Using the data beneath, show every line that includes the word "dépend".

> DATA ENTRIES:
____________
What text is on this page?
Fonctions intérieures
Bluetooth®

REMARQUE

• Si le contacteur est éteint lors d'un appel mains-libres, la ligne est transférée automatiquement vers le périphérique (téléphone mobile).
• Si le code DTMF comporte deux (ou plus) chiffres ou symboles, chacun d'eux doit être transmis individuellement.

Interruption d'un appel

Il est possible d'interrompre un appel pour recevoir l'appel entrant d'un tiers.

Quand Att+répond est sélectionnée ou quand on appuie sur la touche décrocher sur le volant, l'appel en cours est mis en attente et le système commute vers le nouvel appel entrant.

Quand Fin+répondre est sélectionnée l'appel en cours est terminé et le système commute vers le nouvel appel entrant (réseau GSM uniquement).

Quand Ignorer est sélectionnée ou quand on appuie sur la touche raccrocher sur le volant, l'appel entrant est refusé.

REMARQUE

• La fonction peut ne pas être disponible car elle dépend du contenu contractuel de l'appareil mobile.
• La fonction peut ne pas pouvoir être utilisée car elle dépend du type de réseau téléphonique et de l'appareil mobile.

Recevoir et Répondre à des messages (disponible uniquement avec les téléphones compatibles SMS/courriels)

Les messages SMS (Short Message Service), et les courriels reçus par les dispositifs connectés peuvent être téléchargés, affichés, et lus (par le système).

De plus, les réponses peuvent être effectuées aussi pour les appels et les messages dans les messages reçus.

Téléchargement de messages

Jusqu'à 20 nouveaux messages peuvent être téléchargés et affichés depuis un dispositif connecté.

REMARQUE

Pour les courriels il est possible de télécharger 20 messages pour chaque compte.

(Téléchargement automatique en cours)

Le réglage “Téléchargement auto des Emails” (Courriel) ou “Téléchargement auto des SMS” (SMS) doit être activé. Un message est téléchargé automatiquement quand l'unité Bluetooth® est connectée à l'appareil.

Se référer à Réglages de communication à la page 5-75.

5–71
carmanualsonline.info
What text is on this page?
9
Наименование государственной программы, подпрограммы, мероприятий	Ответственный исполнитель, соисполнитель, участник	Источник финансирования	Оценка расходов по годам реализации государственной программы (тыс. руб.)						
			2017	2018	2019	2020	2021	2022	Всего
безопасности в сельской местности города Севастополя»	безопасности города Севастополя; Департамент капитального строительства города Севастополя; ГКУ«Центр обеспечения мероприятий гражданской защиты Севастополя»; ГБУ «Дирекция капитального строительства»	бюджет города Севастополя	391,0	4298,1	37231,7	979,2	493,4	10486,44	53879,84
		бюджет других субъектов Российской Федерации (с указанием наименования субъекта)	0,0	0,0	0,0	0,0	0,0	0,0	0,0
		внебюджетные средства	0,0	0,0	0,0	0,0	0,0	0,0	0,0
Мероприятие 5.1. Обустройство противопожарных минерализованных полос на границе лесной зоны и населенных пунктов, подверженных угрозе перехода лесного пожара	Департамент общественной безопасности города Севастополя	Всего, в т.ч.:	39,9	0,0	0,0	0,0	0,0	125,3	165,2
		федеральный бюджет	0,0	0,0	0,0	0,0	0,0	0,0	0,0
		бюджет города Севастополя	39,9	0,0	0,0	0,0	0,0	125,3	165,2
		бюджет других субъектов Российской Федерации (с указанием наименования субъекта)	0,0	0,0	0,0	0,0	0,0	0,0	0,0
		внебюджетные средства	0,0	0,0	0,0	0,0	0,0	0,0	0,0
____________
> COMPLETED TASK:
• La fonction peut ne pas être disponible car elle dépend du contenu contractuel de l'appareil mobile.
• La fonction peut ne pas pouvoir être utilisée car elle dépend du type de réseau téléphonique et de l'appareil mobile.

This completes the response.